**To be done**
Set down all of the entries word for word, omitting the images they contain.

-------- Provided records --------

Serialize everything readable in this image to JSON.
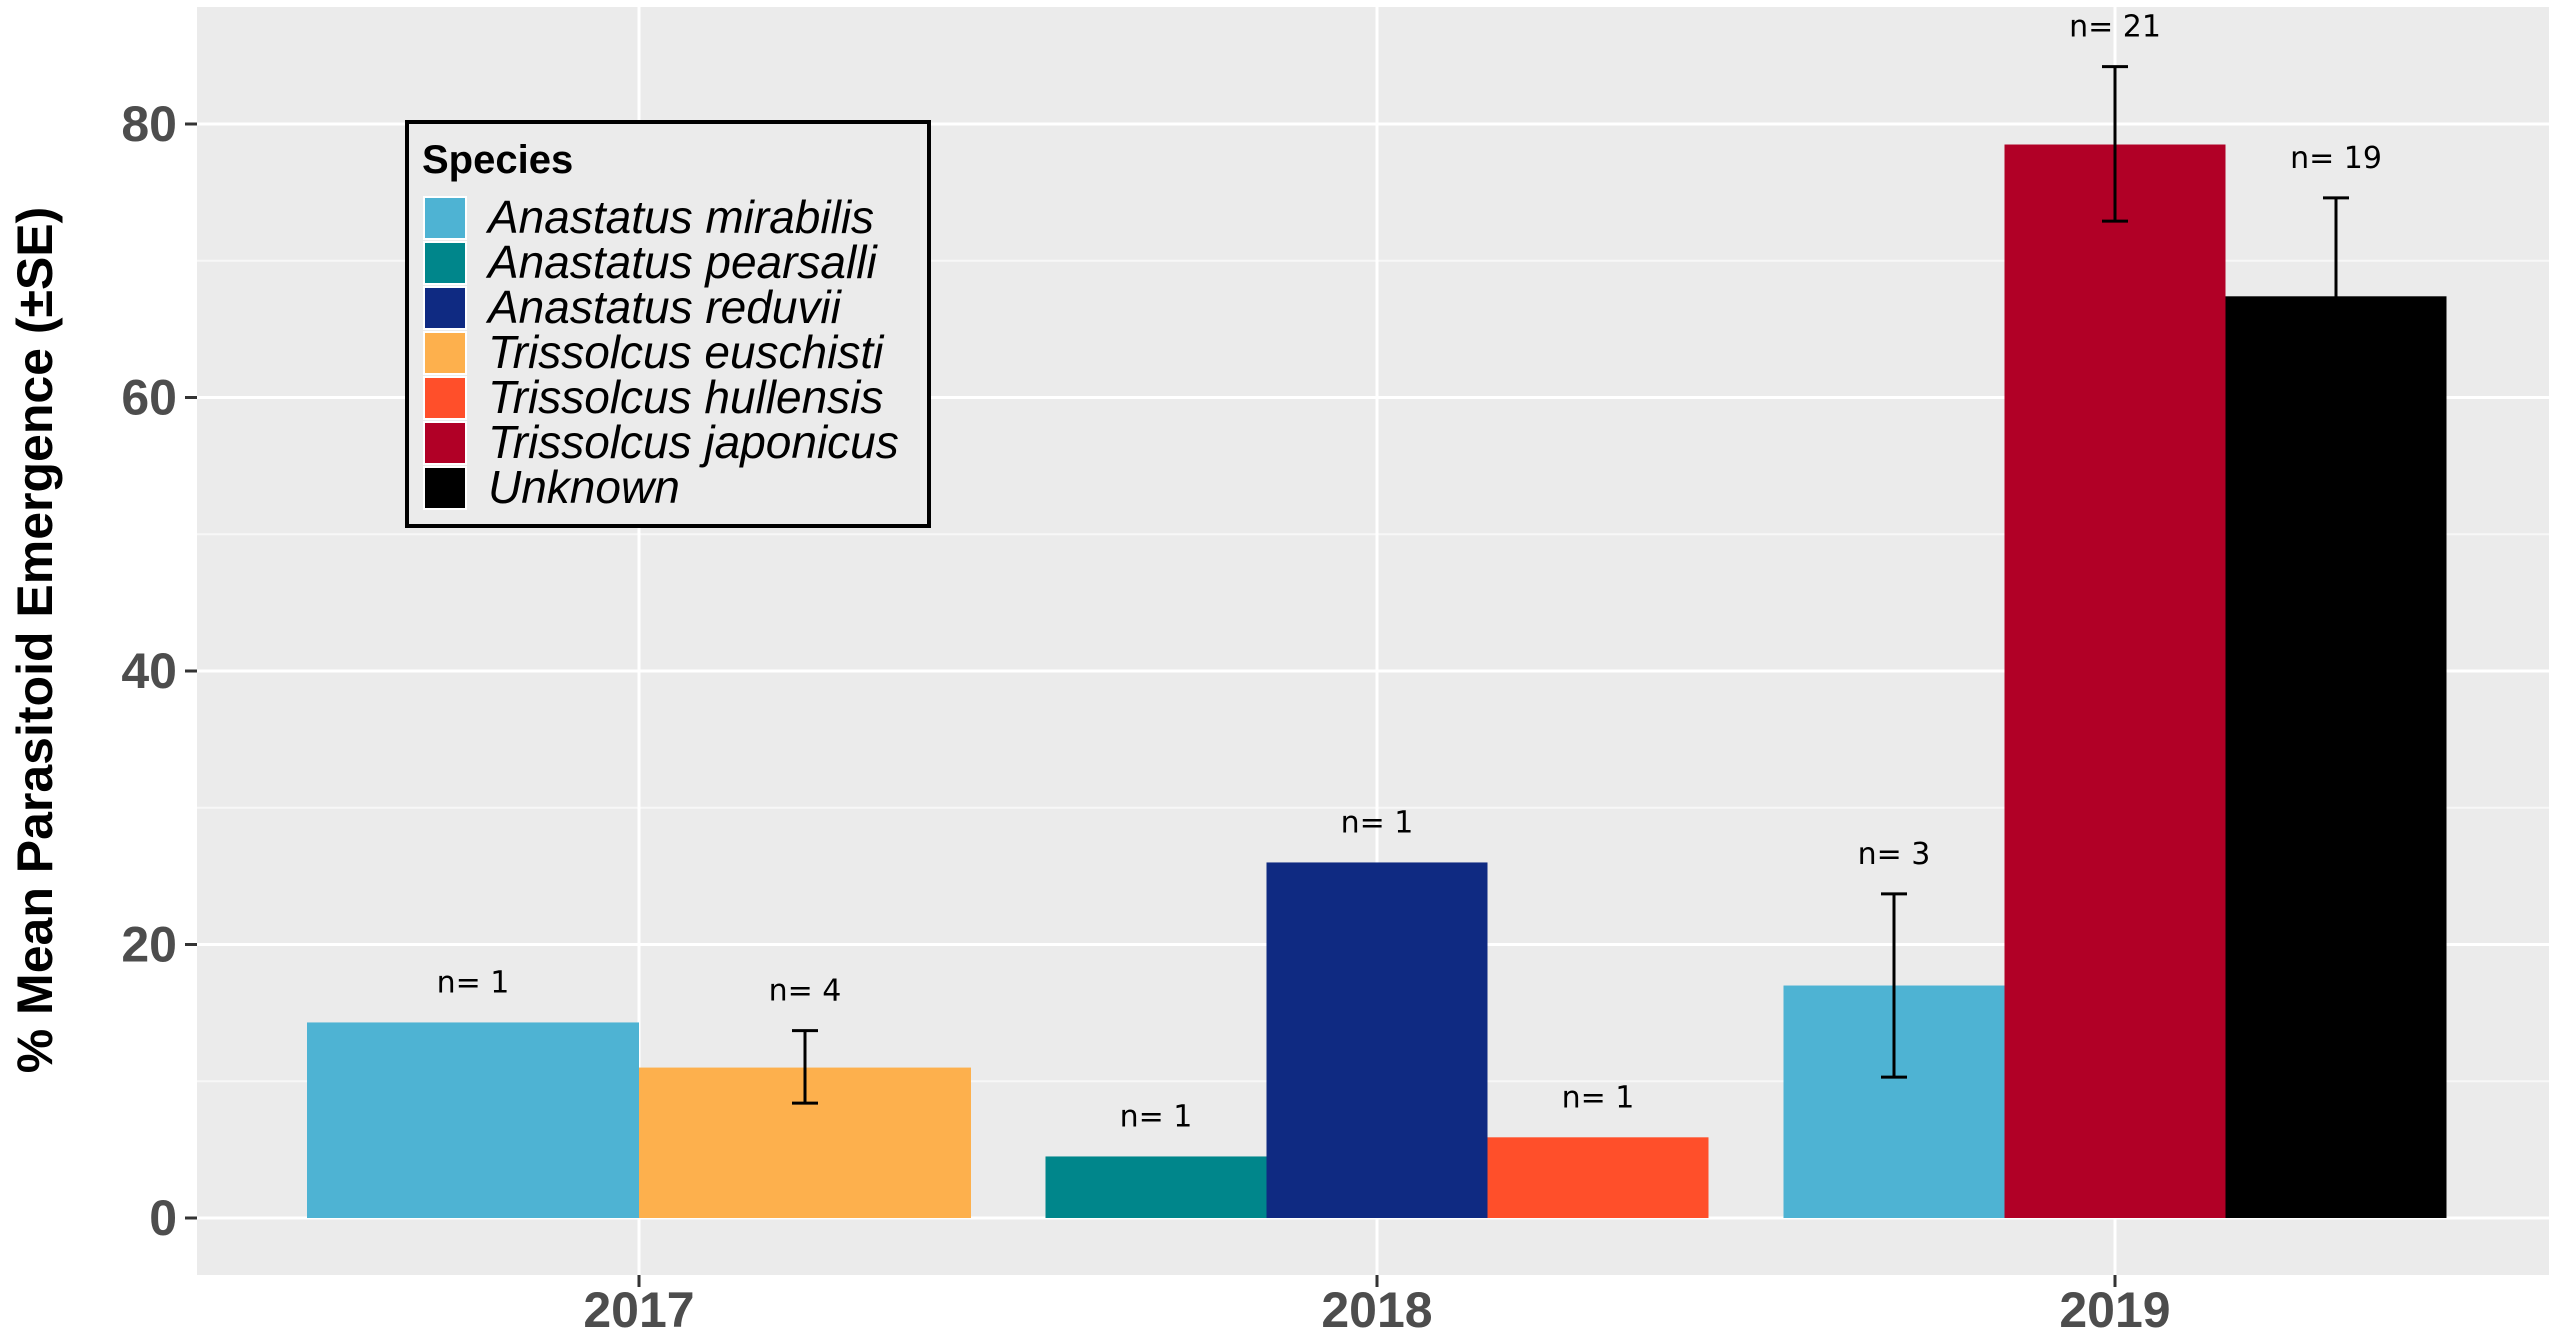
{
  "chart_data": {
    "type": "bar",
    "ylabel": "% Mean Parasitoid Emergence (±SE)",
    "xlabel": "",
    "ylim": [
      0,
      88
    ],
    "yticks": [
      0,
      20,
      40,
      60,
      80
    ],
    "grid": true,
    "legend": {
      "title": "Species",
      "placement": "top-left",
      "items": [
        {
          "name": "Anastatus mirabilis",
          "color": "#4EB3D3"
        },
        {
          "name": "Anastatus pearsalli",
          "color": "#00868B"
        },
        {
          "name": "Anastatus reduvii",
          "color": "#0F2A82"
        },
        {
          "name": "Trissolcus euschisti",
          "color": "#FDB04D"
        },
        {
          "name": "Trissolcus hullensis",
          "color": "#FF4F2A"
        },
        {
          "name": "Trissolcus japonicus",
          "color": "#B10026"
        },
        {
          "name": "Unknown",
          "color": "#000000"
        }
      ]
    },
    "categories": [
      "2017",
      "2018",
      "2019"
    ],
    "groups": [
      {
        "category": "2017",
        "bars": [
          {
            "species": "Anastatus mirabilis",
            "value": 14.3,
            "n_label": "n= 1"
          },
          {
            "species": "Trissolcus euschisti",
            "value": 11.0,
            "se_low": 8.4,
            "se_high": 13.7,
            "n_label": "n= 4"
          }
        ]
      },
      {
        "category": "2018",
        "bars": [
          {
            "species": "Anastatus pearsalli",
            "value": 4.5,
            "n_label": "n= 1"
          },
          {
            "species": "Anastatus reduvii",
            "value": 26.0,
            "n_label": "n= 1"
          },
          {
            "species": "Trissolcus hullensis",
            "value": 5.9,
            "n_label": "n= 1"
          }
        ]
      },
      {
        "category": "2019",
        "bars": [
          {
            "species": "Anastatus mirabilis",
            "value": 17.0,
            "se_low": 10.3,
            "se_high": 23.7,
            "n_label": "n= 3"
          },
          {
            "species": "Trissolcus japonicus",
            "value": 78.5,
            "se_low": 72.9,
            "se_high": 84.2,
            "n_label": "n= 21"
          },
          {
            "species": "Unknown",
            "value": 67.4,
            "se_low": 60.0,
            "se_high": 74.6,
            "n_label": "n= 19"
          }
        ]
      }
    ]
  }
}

--------

**Response to the task**
Serialize everything readable in this image to JSON.
{
  "chart_data": {
    "type": "bar",
    "ylabel": "% Mean Parasitoid Emergence (±SE)",
    "xlabel": "",
    "ylim": [
      0,
      88
    ],
    "yticks": [
      0,
      20,
      40,
      60,
      80
    ],
    "grid": true,
    "legend": {
      "title": "Species",
      "placement": "top-left",
      "items": [
        {
          "name": "Anastatus mirabilis",
          "color": "#4EB3D3"
        },
        {
          "name": "Anastatus pearsalli",
          "color": "#00868B"
        },
        {
          "name": "Anastatus reduvii",
          "color": "#0F2A82"
        },
        {
          "name": "Trissolcus euschisti",
          "color": "#FDB04D"
        },
        {
          "name": "Trissolcus hullensis",
          "color": "#FF4F2A"
        },
        {
          "name": "Trissolcus japonicus",
          "color": "#B10026"
        },
        {
          "name": "Unknown",
          "color": "#000000"
        }
      ]
    },
    "categories": [
      "2017",
      "2018",
      "2019"
    ],
    "groups": [
      {
        "category": "2017",
        "bars": [
          {
            "species": "Anastatus mirabilis",
            "value": 14.3,
            "n_label": "n= 1"
          },
          {
            "species": "Trissolcus euschisti",
            "value": 11.0,
            "se_low": 8.4,
            "se_high": 13.7,
            "n_label": "n= 4"
          }
        ]
      },
      {
        "category": "2018",
        "bars": [
          {
            "species": "Anastatus pearsalli",
            "value": 4.5,
            "n_label": "n= 1"
          },
          {
            "species": "Anastatus reduvii",
            "value": 26.0,
            "n_label": "n= 1"
          },
          {
            "species": "Trissolcus hullensis",
            "value": 5.9,
            "n_label": "n= 1"
          }
        ]
      },
      {
        "category": "2019",
        "bars": [
          {
            "species": "Anastatus mirabilis",
            "value": 17.0,
            "se_low": 10.3,
            "se_high": 23.7,
            "n_label": "n= 3"
          },
          {
            "species": "Trissolcus japonicus",
            "value": 78.5,
            "se_low": 72.9,
            "se_high": 84.2,
            "n_label": "n= 21"
          },
          {
            "species": "Unknown",
            "value": 67.4,
            "se_low": 60.0,
            "se_high": 74.6,
            "n_label": "n= 19"
          }
        ]
      }
    ]
  }
}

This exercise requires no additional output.